-- PROBLEM TO SOLVE --
Please report every line from the material that contains the word "structured".
━━━ ENTRIES PROVIDED ━━━
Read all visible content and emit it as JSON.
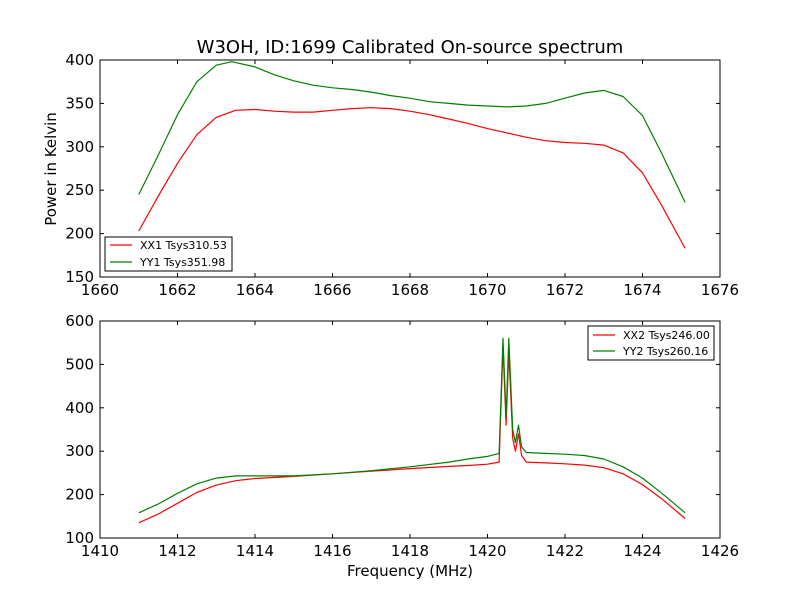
{
  "chart_data": [
    {
      "type": "line",
      "title": "W3OH, ID:1699 Calibrated On-source spectrum",
      "xlabel": "",
      "ylabel": "Power in Kelvin",
      "xlim": [
        1660,
        1676
      ],
      "ylim": [
        150,
        400
      ],
      "x_ticks": [
        "1660",
        "1662",
        "1664",
        "1666",
        "1668",
        "1670",
        "1672",
        "1674",
        "1676"
      ],
      "y_ticks": [
        "150",
        "200",
        "250",
        "300",
        "350",
        "400"
      ],
      "legend_position": "lower-left",
      "series": [
        {
          "name": "XX1 Tsys310.53",
          "color": "#ff0000",
          "points": [
            [
              1661.0,
              203
            ],
            [
              1661.5,
              243
            ],
            [
              1662.0,
              281
            ],
            [
              1662.5,
              314
            ],
            [
              1663.0,
              334
            ],
            [
              1663.5,
              342
            ],
            [
              1664.0,
              343
            ],
            [
              1664.5,
              341
            ],
            [
              1665.0,
              340
            ],
            [
              1665.5,
              340
            ],
            [
              1666.0,
              342
            ],
            [
              1666.5,
              344
            ],
            [
              1667.0,
              345
            ],
            [
              1667.5,
              344
            ],
            [
              1668.0,
              341
            ],
            [
              1668.5,
              337
            ],
            [
              1669.0,
              332
            ],
            [
              1669.5,
              327
            ],
            [
              1670.0,
              321
            ],
            [
              1670.5,
              316
            ],
            [
              1671.0,
              311
            ],
            [
              1671.5,
              307
            ],
            [
              1672.0,
              305
            ],
            [
              1672.5,
              304
            ],
            [
              1673.0,
              302
            ],
            [
              1673.5,
              293
            ],
            [
              1674.0,
              270
            ],
            [
              1674.5,
              232
            ],
            [
              1675.1,
              183
            ]
          ]
        },
        {
          "name": "YY1 Tsys351.98",
          "color": "#008000",
          "points": [
            [
              1661.0,
              245
            ],
            [
              1661.5,
              290
            ],
            [
              1662.0,
              337
            ],
            [
              1662.5,
              375
            ],
            [
              1663.0,
              394
            ],
            [
              1663.4,
              398
            ],
            [
              1664.0,
              392
            ],
            [
              1664.5,
              383
            ],
            [
              1665.0,
              376
            ],
            [
              1665.5,
              371
            ],
            [
              1666.0,
              368
            ],
            [
              1666.5,
              366
            ],
            [
              1667.0,
              363
            ],
            [
              1667.5,
              359
            ],
            [
              1668.0,
              356
            ],
            [
              1668.5,
              352
            ],
            [
              1669.0,
              350
            ],
            [
              1669.5,
              348
            ],
            [
              1670.0,
              347
            ],
            [
              1670.5,
              346
            ],
            [
              1671.0,
              347
            ],
            [
              1671.5,
              350
            ],
            [
              1672.0,
              356
            ],
            [
              1672.5,
              362
            ],
            [
              1673.0,
              365
            ],
            [
              1673.5,
              358
            ],
            [
              1674.0,
              336
            ],
            [
              1674.5,
              292
            ],
            [
              1675.1,
              236
            ]
          ]
        }
      ]
    },
    {
      "type": "line",
      "title": "",
      "xlabel": "Frequency (MHz)",
      "ylabel": "",
      "xlim": [
        1410,
        1426
      ],
      "ylim": [
        100,
        600
      ],
      "x_ticks": [
        "1410",
        "1412",
        "1414",
        "1416",
        "1418",
        "1420",
        "1422",
        "1424",
        "1426"
      ],
      "y_ticks": [
        "100",
        "200",
        "300",
        "400",
        "500",
        "600"
      ],
      "legend_position": "upper-right",
      "series": [
        {
          "name": "XX2 Tsys246.00",
          "color": "#ff0000",
          "points": [
            [
              1411.0,
              135
            ],
            [
              1411.5,
              155
            ],
            [
              1412.0,
              180
            ],
            [
              1412.5,
              205
            ],
            [
              1413.0,
              222
            ],
            [
              1413.5,
              232
            ],
            [
              1414.0,
              237
            ],
            [
              1415.0,
              242
            ],
            [
              1416.0,
              248
            ],
            [
              1417.0,
              254
            ],
            [
              1418.0,
              260
            ],
            [
              1419.0,
              265
            ],
            [
              1419.5,
              267
            ],
            [
              1420.0,
              270
            ],
            [
              1420.3,
              275
            ],
            [
              1420.4,
              540
            ],
            [
              1420.48,
              360
            ],
            [
              1420.55,
              530
            ],
            [
              1420.65,
              330
            ],
            [
              1420.72,
              300
            ],
            [
              1420.8,
              340
            ],
            [
              1420.88,
              290
            ],
            [
              1421.0,
              275
            ],
            [
              1421.5,
              273
            ],
            [
              1422.0,
              271
            ],
            [
              1422.5,
              268
            ],
            [
              1423.0,
              262
            ],
            [
              1423.5,
              248
            ],
            [
              1424.0,
              223
            ],
            [
              1424.5,
              190
            ],
            [
              1425.1,
              145
            ]
          ]
        },
        {
          "name": "YY2 Tsys260.16",
          "color": "#008000",
          "points": [
            [
              1411.0,
              158
            ],
            [
              1411.5,
              178
            ],
            [
              1412.0,
              203
            ],
            [
              1412.5,
              225
            ],
            [
              1413.0,
              238
            ],
            [
              1413.5,
              243
            ],
            [
              1414.0,
              243
            ],
            [
              1415.0,
              243
            ],
            [
              1416.0,
              248
            ],
            [
              1417.0,
              255
            ],
            [
              1418.0,
              264
            ],
            [
              1419.0,
              275
            ],
            [
              1419.5,
              282
            ],
            [
              1420.0,
              288
            ],
            [
              1420.3,
              295
            ],
            [
              1420.4,
              560
            ],
            [
              1420.48,
              380
            ],
            [
              1420.55,
              560
            ],
            [
              1420.65,
              350
            ],
            [
              1420.72,
              320
            ],
            [
              1420.8,
              360
            ],
            [
              1420.88,
              310
            ],
            [
              1421.0,
              297
            ],
            [
              1421.5,
              295
            ],
            [
              1422.0,
              293
            ],
            [
              1422.5,
              290
            ],
            [
              1423.0,
              282
            ],
            [
              1423.5,
              264
            ],
            [
              1424.0,
              238
            ],
            [
              1424.5,
              203
            ],
            [
              1425.1,
              158
            ]
          ]
        }
      ]
    }
  ]
}
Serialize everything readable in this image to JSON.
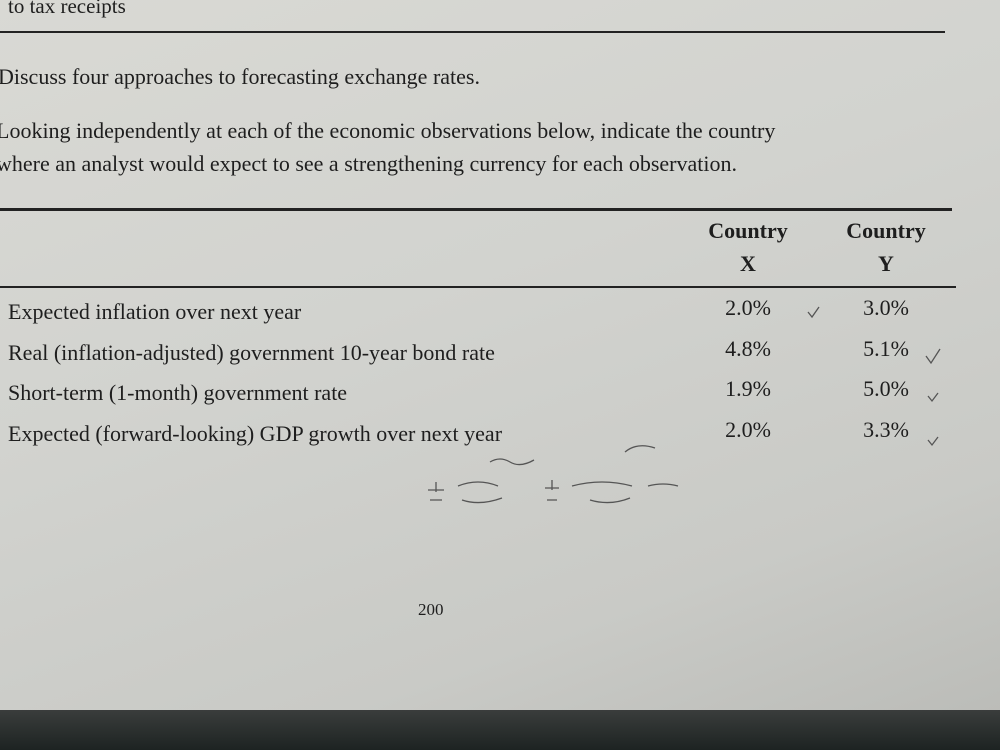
{
  "header": {
    "text": "to tax receipts"
  },
  "questions": [
    {
      "lines": [
        "Discuss four approaches to forecasting exchange rates."
      ]
    },
    {
      "lines": [
        "Looking independently at each of the economic observations below, indicate the country",
        "where an analyst would expect to see a strengthening currency for each observation."
      ]
    }
  ],
  "table": {
    "columns": [
      {
        "line1": "Country",
        "line2": "X"
      },
      {
        "line1": "Country",
        "line2": "Y"
      }
    ],
    "rows": [
      [
        "Expected inflation over next year",
        "2.0%",
        "3.0%"
      ],
      [
        "Real (inflation-adjusted) government 10-year bond rate",
        "4.8%",
        "5.1%"
      ],
      [
        "Short-term (1-month) government rate",
        "1.9%",
        "5.0%"
      ],
      [
        "Expected (forward-looking) GDP growth over next year",
        "2.0%",
        "3.3%"
      ]
    ]
  },
  "footer": {
    "page_number": "200"
  }
}
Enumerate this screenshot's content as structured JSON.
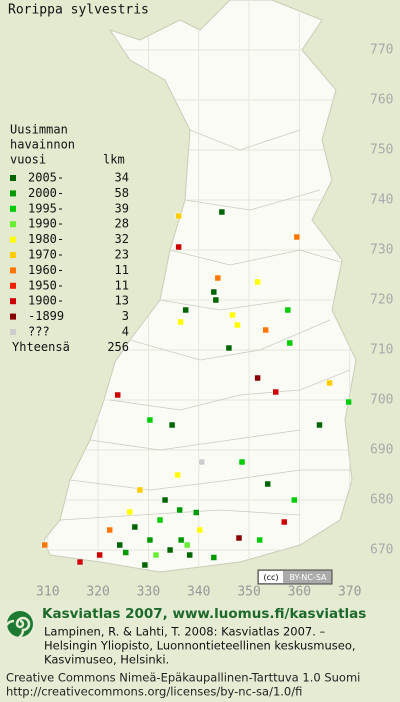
{
  "title": "Rorippa sylvestris",
  "legend": {
    "heading": [
      "Uusimman",
      "havainnon",
      "vuosi"
    ],
    "count_heading": "lkm",
    "rows": [
      {
        "label": "2005-",
        "count": 34,
        "color": "#006400"
      },
      {
        "label": "2000-",
        "count": 58,
        "color": "#009900"
      },
      {
        "label": "1995-",
        "count": 39,
        "color": "#00cc00"
      },
      {
        "label": "1990-",
        "count": 28,
        "color": "#66ee33"
      },
      {
        "label": "1980-",
        "count": 32,
        "color": "#ffff00"
      },
      {
        "label": "1970-",
        "count": 23,
        "color": "#ffcc00"
      },
      {
        "label": "1960-",
        "count": 11,
        "color": "#ff7700"
      },
      {
        "label": "1950-",
        "count": 11,
        "color": "#ee2200"
      },
      {
        "label": "1900-",
        "count": 13,
        "color": "#cc0000"
      },
      {
        "label": "-1899",
        "count": 3,
        "color": "#880000"
      },
      {
        "label": "???",
        "count": 4,
        "color": "#cccccc"
      }
    ],
    "total_label": "Yhteensä",
    "total": 256
  },
  "map": {
    "xlim": [
      300.5,
      380
    ],
    "ylim": [
      660,
      780
    ],
    "xticks": [
      310,
      320,
      330,
      340,
      350,
      360,
      370
    ],
    "yticks": [
      670,
      680,
      690,
      700,
      710,
      720,
      730,
      740,
      750,
      760,
      770
    ]
  },
  "points": [
    {
      "x": 344.6,
      "y": 737.6,
      "period": 0
    },
    {
      "x": 336,
      "y": 736.8,
      "period": 5
    },
    {
      "x": 359.5,
      "y": 732.6,
      "period": 6
    },
    {
      "x": 336,
      "y": 730.6,
      "period": 8
    },
    {
      "x": 343.8,
      "y": 724.4,
      "period": 6
    },
    {
      "x": 343,
      "y": 721.6,
      "period": 0
    },
    {
      "x": 343.4,
      "y": 720,
      "period": 0
    },
    {
      "x": 351.7,
      "y": 723.6,
      "period": 4
    },
    {
      "x": 357.7,
      "y": 718,
      "period": 2
    },
    {
      "x": 337.4,
      "y": 718,
      "period": 0
    },
    {
      "x": 336.4,
      "y": 715.6,
      "period": 4
    },
    {
      "x": 347.7,
      "y": 715,
      "period": 4
    },
    {
      "x": 353.3,
      "y": 714,
      "period": 6
    },
    {
      "x": 346.7,
      "y": 717,
      "period": 4
    },
    {
      "x": 358.1,
      "y": 711.4,
      "period": 2
    },
    {
      "x": 346,
      "y": 710.4,
      "period": 0
    },
    {
      "x": 351.7,
      "y": 704.4,
      "period": 9
    },
    {
      "x": 355.3,
      "y": 701.6,
      "period": 8
    },
    {
      "x": 366,
      "y": 703.4,
      "period": 5
    },
    {
      "x": 369.8,
      "y": 699.6,
      "period": 2
    },
    {
      "x": 364,
      "y": 695,
      "period": 0
    },
    {
      "x": 323.9,
      "y": 701,
      "period": 8
    },
    {
      "x": 330.3,
      "y": 696,
      "period": 2
    },
    {
      "x": 334.7,
      "y": 695,
      "period": 0
    },
    {
      "x": 348.6,
      "y": 687.6,
      "period": 2
    },
    {
      "x": 340.6,
      "y": 687.6,
      "period": 10
    },
    {
      "x": 353.7,
      "y": 683.2,
      "period": 0
    },
    {
      "x": 359,
      "y": 680,
      "period": 2
    },
    {
      "x": 328.3,
      "y": 682,
      "period": 5
    },
    {
      "x": 335.8,
      "y": 685,
      "period": 4
    },
    {
      "x": 333.3,
      "y": 680,
      "period": 0
    },
    {
      "x": 336.2,
      "y": 678,
      "period": 1
    },
    {
      "x": 326.3,
      "y": 677.6,
      "period": 4
    },
    {
      "x": 322.3,
      "y": 674,
      "period": 6
    },
    {
      "x": 320.3,
      "y": 669,
      "period": 8
    },
    {
      "x": 324.3,
      "y": 671,
      "period": 0
    },
    {
      "x": 330.3,
      "y": 672,
      "period": 1
    },
    {
      "x": 334.3,
      "y": 670,
      "period": 0
    },
    {
      "x": 338.2,
      "y": 669,
      "period": 0
    },
    {
      "x": 340.2,
      "y": 674,
      "period": 4
    },
    {
      "x": 348,
      "y": 672.4,
      "period": 9
    },
    {
      "x": 352.1,
      "y": 672,
      "period": 2
    },
    {
      "x": 309.4,
      "y": 671,
      "period": 6
    },
    {
      "x": 316.4,
      "y": 667.6,
      "period": 8
    },
    {
      "x": 329.3,
      "y": 667,
      "period": 0
    },
    {
      "x": 332.3,
      "y": 676,
      "period": 2
    },
    {
      "x": 327.3,
      "y": 674.6,
      "period": 0
    },
    {
      "x": 357,
      "y": 675.6,
      "period": 8
    },
    {
      "x": 336.5,
      "y": 672,
      "period": 1
    },
    {
      "x": 337.7,
      "y": 671,
      "period": 3
    },
    {
      "x": 325.5,
      "y": 669.5,
      "period": 1
    },
    {
      "x": 331.5,
      "y": 669,
      "period": 3
    },
    {
      "x": 339.5,
      "y": 677.5,
      "period": 1
    },
    {
      "x": 343,
      "y": 668.5,
      "period": 1
    }
  ],
  "badge": {
    "cc": "(cc)",
    "text": "BY-NC-SA"
  },
  "footer": {
    "heading": "Kasviatlas 2007, www.luomus.fi/kasviatlas",
    "citation": [
      "Lampinen, R. & Lahti, T. 2008: Kasviatlas 2007. –",
      "Helsingin Yliopisto, Luonnontieteellinen keskusmuseo,",
      "Kasvimuseo, Helsinki."
    ],
    "license": [
      "Creative Commons Nimeä-Epäkaupallinen-Tarttuva 1.0 Suomi",
      "http://creativecommons.org/licenses/by-nc-sa/1.0/fi"
    ]
  }
}
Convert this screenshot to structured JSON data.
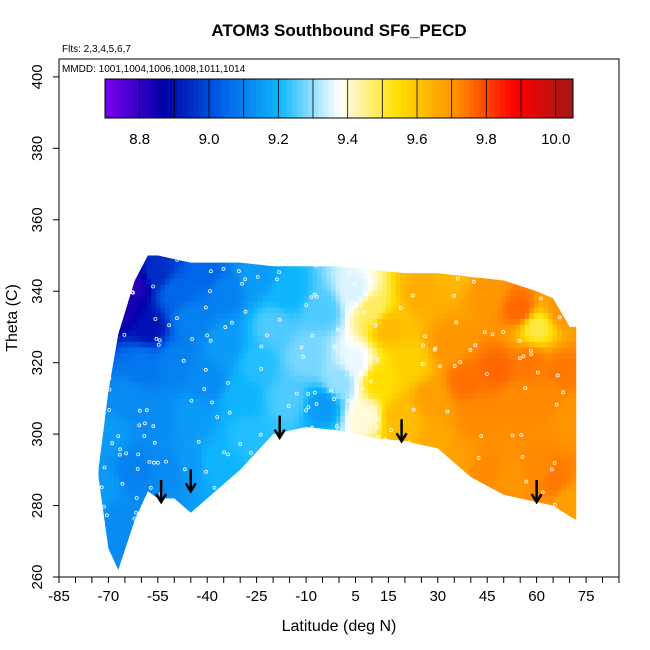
{
  "chart_data": {
    "type": "heatmap",
    "title": "ATOM3 Southbound SF6_PECD",
    "notes": {
      "flights": "Flts: 2,3,4,5,6,7",
      "dates": "MMDD: 1001,1004,1006,1008,1011,1014"
    },
    "xlabel": "Latitude (deg N)",
    "ylabel": "Theta (C)",
    "xlim": [
      -85,
      85
    ],
    "ylim": [
      260,
      405
    ],
    "x_ticks": [
      -85,
      -70,
      -55,
      -40,
      -25,
      -10,
      5,
      15,
      30,
      45,
      60,
      75
    ],
    "x_minor_step": 5,
    "y_ticks": [
      260,
      280,
      300,
      320,
      340,
      360,
      380,
      400
    ],
    "colorbar": {
      "min": 8.7,
      "max": 10.05,
      "ticks": [
        8.8,
        9.0,
        9.2,
        9.4,
        9.6,
        9.8,
        10.0
      ],
      "colors": [
        "#7b00f0",
        "#0000a8",
        "#0060e8",
        "#10b8ff",
        "#ffffff",
        "#ffe000",
        "#ff9000",
        "#ff0000",
        "#a01818"
      ]
    },
    "envelope": {
      "lat": [
        -73,
        -70,
        -67,
        -62,
        -58,
        -55,
        -50,
        -45,
        -40,
        -30,
        -20,
        -10,
        0,
        10,
        20,
        30,
        40,
        50,
        60,
        65,
        70,
        72
      ],
      "theta_top": [
        290,
        312,
        328,
        343,
        350,
        350,
        349,
        348,
        348,
        348,
        347,
        347,
        347,
        346,
        345,
        345,
        344,
        343,
        340,
        338,
        330,
        330
      ],
      "theta_bottom": [
        288,
        268,
        262,
        276,
        284,
        282,
        282,
        278,
        282,
        290,
        300,
        302,
        301,
        299,
        298,
        296,
        288,
        283,
        281,
        280,
        277,
        276
      ]
    },
    "value_samples": [
      {
        "lat": -65,
        "theta": 335,
        "value": 8.84
      },
      {
        "lat": -62,
        "theta": 342,
        "value": 8.82
      },
      {
        "lat": -58,
        "theta": 330,
        "value": 8.9
      },
      {
        "lat": -55,
        "theta": 345,
        "value": 8.95
      },
      {
        "lat": -50,
        "theta": 340,
        "value": 9.05
      },
      {
        "lat": -45,
        "theta": 332,
        "value": 9.1
      },
      {
        "lat": -40,
        "theta": 345,
        "value": 9.05
      },
      {
        "lat": -35,
        "theta": 340,
        "value": 9.1
      },
      {
        "lat": -25,
        "theta": 345,
        "value": 9.15
      },
      {
        "lat": -15,
        "theta": 340,
        "value": 9.2
      },
      {
        "lat": -5,
        "theta": 335,
        "value": 9.25
      },
      {
        "lat": 5,
        "theta": 340,
        "value": 9.35
      },
      {
        "lat": 10,
        "theta": 335,
        "value": 9.48
      },
      {
        "lat": 15,
        "theta": 330,
        "value": 9.62
      },
      {
        "lat": 25,
        "theta": 340,
        "value": 9.65
      },
      {
        "lat": 35,
        "theta": 345,
        "value": 9.63
      },
      {
        "lat": 45,
        "theta": 340,
        "value": 9.7
      },
      {
        "lat": 55,
        "theta": 335,
        "value": 9.76
      },
      {
        "lat": 60,
        "theta": 330,
        "value": 9.5
      },
      {
        "lat": 68,
        "theta": 335,
        "value": 9.7
      },
      {
        "lat": -70,
        "theta": 300,
        "value": 9.15
      },
      {
        "lat": -65,
        "theta": 310,
        "value": 9.12
      },
      {
        "lat": -60,
        "theta": 320,
        "value": 9.08
      },
      {
        "lat": -55,
        "theta": 305,
        "value": 9.12
      },
      {
        "lat": -50,
        "theta": 320,
        "value": 9.1
      },
      {
        "lat": -45,
        "theta": 305,
        "value": 9.15
      },
      {
        "lat": -40,
        "theta": 315,
        "value": 9.12
      },
      {
        "lat": -35,
        "theta": 325,
        "value": 9.15
      },
      {
        "lat": -30,
        "theta": 310,
        "value": 9.2
      },
      {
        "lat": -25,
        "theta": 320,
        "value": 9.22
      },
      {
        "lat": -20,
        "theta": 330,
        "value": 9.25
      },
      {
        "lat": -15,
        "theta": 310,
        "value": 9.25
      },
      {
        "lat": -10,
        "theta": 322,
        "value": 9.28
      },
      {
        "lat": -5,
        "theta": 308,
        "value": 9.15
      },
      {
        "lat": 0,
        "theta": 315,
        "value": 9.3
      },
      {
        "lat": 5,
        "theta": 320,
        "value": 9.36
      },
      {
        "lat": 8,
        "theta": 305,
        "value": 9.4
      },
      {
        "lat": 12,
        "theta": 315,
        "value": 9.55
      },
      {
        "lat": 18,
        "theta": 305,
        "value": 9.62
      },
      {
        "lat": 22,
        "theta": 320,
        "value": 9.58
      },
      {
        "lat": 28,
        "theta": 310,
        "value": 9.68
      },
      {
        "lat": 33,
        "theta": 325,
        "value": 9.7
      },
      {
        "lat": 38,
        "theta": 315,
        "value": 9.75
      },
      {
        "lat": 42,
        "theta": 305,
        "value": 9.72
      },
      {
        "lat": 48,
        "theta": 318,
        "value": 9.76
      },
      {
        "lat": 53,
        "theta": 310,
        "value": 9.72
      },
      {
        "lat": 58,
        "theta": 320,
        "value": 9.74
      },
      {
        "lat": 63,
        "theta": 310,
        "value": 9.72
      },
      {
        "lat": 68,
        "theta": 318,
        "value": 9.74
      },
      {
        "lat": 71,
        "theta": 305,
        "value": 9.7
      },
      {
        "lat": -72,
        "theta": 285,
        "value": 9.15
      },
      {
        "lat": -68,
        "theta": 275,
        "value": 9.12
      },
      {
        "lat": -62,
        "theta": 290,
        "value": 9.1
      },
      {
        "lat": -52,
        "theta": 290,
        "value": 9.12
      },
      {
        "lat": -45,
        "theta": 292,
        "value": 9.15
      },
      {
        "lat": -38,
        "theta": 292,
        "value": 9.2
      },
      {
        "lat": -28,
        "theta": 300,
        "value": 9.22
      },
      {
        "lat": 20,
        "theta": 300,
        "value": 9.62
      },
      {
        "lat": 28,
        "theta": 298,
        "value": 9.66
      },
      {
        "lat": 35,
        "theta": 292,
        "value": 9.68
      },
      {
        "lat": 45,
        "theta": 290,
        "value": 9.72
      },
      {
        "lat": 52,
        "theta": 287,
        "value": 9.7
      },
      {
        "lat": 60,
        "theta": 290,
        "value": 9.72
      },
      {
        "lat": 66,
        "theta": 287,
        "value": 9.74
      },
      {
        "lat": 70,
        "theta": 282,
        "value": 9.68
      }
    ],
    "arrows": [
      {
        "lat": -54,
        "theta": 281
      },
      {
        "lat": -45,
        "theta": 284
      },
      {
        "lat": -18,
        "theta": 299
      },
      {
        "lat": 19,
        "theta": 298
      },
      {
        "lat": 60,
        "theta": 281
      }
    ]
  }
}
━━━
-- TASK ANSWER --
Enumerate this screenshot's content as structured JSON.
Convert this screenshot to structured JSON data.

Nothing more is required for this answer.